**WORK REQUIRED:** Work out how many lines in the data hold the word "subscript", and reply with that number only.

**RECORDS FOR THE EXERCISE:**
# # # #
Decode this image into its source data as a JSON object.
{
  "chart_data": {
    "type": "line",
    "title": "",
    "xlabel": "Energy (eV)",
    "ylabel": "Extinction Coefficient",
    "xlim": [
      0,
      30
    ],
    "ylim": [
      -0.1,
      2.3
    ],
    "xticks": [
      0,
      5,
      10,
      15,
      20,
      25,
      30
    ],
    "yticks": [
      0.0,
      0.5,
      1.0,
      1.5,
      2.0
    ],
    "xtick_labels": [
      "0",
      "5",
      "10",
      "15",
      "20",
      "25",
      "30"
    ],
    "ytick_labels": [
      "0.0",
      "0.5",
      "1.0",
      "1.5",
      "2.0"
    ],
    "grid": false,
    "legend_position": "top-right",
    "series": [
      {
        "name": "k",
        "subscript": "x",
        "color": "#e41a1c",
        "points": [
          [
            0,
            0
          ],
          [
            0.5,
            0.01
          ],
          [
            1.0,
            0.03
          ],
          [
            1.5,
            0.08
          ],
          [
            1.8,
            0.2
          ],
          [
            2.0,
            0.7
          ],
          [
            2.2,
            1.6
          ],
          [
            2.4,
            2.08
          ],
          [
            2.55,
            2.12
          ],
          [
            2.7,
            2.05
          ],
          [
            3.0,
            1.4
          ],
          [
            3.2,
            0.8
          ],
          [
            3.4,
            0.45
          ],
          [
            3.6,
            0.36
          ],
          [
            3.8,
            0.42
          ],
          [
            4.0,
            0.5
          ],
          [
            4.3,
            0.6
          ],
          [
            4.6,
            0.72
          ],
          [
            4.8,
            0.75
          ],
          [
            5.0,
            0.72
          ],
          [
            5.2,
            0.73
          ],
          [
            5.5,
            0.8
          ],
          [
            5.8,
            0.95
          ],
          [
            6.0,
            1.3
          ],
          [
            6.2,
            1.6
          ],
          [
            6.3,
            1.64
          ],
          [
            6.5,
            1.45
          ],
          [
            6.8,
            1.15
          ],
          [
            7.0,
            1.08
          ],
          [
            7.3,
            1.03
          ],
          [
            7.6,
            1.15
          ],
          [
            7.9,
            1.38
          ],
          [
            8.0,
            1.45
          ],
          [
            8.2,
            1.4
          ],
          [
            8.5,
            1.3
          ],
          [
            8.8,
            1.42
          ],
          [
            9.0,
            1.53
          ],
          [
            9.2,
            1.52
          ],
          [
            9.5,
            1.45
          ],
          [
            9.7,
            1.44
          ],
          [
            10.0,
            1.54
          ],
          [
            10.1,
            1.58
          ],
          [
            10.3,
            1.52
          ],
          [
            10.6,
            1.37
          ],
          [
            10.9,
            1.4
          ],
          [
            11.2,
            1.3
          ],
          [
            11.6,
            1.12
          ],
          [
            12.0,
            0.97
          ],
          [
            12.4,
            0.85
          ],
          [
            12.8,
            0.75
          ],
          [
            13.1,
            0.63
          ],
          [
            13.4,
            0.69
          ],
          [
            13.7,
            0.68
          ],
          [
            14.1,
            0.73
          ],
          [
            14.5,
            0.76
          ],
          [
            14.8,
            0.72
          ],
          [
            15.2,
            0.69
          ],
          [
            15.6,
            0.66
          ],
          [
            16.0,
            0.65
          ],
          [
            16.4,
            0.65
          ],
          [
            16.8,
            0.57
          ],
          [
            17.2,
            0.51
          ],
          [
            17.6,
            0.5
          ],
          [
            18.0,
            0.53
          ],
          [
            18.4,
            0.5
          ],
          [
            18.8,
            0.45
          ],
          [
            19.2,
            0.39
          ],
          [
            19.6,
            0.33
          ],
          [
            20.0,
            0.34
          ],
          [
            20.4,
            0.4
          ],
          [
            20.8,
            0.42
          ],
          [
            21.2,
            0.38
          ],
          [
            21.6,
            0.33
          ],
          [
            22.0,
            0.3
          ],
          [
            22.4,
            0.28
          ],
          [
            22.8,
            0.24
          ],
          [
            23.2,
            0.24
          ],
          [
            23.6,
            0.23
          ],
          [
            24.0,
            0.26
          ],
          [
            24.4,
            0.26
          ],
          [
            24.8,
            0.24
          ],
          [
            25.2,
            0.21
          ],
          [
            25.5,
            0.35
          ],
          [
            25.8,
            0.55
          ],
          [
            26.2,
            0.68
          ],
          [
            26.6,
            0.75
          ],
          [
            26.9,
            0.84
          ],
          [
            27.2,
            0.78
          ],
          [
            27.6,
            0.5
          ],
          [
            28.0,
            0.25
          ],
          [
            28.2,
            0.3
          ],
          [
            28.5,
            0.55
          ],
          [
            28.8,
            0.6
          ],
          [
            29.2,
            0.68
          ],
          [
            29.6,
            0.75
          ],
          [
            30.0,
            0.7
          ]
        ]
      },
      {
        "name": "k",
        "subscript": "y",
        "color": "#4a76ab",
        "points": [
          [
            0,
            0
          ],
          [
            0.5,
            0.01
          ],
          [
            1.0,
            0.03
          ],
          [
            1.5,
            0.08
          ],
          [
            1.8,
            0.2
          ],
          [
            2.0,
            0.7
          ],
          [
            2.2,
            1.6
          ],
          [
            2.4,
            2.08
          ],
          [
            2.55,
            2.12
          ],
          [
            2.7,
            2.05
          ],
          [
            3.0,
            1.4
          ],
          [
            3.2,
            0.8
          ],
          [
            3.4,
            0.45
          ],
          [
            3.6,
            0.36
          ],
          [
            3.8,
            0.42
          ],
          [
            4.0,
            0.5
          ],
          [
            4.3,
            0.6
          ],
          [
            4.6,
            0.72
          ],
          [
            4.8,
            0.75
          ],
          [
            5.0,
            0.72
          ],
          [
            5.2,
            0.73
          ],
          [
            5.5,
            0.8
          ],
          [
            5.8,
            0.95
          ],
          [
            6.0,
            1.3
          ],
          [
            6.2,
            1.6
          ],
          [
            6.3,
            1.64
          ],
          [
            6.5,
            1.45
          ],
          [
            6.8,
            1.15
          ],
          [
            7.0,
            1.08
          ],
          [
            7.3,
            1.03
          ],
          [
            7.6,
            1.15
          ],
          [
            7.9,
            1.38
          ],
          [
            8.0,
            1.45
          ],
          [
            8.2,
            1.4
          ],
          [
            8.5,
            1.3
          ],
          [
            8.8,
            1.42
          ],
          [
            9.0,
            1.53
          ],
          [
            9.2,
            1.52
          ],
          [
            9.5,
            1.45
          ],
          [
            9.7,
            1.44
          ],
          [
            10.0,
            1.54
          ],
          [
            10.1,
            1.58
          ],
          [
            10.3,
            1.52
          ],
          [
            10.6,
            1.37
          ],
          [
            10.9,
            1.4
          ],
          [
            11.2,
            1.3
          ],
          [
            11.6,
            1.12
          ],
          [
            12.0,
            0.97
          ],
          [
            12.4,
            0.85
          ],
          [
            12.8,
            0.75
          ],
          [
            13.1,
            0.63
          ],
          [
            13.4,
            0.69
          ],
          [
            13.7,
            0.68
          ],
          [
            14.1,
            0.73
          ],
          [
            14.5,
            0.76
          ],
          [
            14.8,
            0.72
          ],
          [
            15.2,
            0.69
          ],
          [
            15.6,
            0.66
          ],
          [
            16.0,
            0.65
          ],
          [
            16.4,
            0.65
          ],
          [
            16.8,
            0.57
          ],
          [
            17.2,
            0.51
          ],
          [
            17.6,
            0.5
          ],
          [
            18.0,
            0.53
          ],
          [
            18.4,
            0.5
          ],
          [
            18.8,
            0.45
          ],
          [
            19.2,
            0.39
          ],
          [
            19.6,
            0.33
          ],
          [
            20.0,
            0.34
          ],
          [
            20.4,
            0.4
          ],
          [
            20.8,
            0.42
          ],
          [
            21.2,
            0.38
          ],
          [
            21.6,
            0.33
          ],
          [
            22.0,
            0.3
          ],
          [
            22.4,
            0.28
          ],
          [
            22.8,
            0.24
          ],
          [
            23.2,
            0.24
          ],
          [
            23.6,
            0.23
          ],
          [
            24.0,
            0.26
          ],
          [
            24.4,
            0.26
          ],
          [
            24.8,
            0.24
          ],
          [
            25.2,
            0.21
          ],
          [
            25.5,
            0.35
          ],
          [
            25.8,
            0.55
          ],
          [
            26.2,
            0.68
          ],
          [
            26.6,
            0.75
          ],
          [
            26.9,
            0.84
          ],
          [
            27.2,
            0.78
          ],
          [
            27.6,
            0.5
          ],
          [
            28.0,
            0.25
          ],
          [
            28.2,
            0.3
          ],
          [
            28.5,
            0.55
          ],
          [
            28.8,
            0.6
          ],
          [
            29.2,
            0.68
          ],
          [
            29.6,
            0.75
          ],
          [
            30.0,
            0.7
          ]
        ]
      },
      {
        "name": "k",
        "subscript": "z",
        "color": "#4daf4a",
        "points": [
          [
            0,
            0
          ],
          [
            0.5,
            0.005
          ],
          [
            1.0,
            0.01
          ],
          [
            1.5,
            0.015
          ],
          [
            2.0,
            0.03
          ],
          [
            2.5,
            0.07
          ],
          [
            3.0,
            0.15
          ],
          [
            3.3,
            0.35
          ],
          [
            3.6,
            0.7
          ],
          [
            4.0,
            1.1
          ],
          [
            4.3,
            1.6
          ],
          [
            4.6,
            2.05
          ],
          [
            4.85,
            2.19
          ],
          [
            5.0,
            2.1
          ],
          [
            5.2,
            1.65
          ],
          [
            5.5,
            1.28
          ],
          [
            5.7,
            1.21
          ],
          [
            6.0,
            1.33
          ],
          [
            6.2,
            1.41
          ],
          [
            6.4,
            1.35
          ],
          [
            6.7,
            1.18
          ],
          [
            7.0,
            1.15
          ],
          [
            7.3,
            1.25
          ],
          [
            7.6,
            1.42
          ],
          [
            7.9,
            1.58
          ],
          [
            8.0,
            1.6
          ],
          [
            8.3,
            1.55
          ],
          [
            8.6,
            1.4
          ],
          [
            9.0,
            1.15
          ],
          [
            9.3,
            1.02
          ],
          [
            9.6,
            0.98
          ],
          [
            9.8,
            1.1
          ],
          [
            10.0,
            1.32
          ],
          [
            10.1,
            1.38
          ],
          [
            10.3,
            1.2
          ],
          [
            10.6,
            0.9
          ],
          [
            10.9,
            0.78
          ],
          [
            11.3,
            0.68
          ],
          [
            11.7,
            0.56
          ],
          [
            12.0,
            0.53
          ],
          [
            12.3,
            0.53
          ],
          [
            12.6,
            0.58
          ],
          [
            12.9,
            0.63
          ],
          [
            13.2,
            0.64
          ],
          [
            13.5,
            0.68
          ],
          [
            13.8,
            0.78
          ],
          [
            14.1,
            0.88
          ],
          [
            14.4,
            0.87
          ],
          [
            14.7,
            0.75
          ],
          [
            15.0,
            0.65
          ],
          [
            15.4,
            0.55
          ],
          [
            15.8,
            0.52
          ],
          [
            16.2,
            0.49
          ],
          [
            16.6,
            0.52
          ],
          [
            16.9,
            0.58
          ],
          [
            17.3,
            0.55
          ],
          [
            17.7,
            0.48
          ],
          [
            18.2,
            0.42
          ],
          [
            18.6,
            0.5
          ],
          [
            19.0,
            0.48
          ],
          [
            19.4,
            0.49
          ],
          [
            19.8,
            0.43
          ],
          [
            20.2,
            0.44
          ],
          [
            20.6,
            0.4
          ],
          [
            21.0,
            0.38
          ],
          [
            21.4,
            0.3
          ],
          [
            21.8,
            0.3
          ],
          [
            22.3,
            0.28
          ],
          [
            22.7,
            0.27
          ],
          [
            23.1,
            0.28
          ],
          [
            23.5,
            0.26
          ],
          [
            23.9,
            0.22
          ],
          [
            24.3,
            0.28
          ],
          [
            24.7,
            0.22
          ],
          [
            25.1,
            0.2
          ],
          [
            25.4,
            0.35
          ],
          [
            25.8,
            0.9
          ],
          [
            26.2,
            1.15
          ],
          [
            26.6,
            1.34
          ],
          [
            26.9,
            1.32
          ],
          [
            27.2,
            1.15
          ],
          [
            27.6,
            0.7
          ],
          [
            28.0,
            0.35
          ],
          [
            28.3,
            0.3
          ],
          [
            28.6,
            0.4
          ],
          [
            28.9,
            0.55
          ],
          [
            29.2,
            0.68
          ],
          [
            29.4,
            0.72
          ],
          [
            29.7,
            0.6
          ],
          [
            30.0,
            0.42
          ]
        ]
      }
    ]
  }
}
# # # #
**OUTPUT FOR THIS EXERCISE:** 3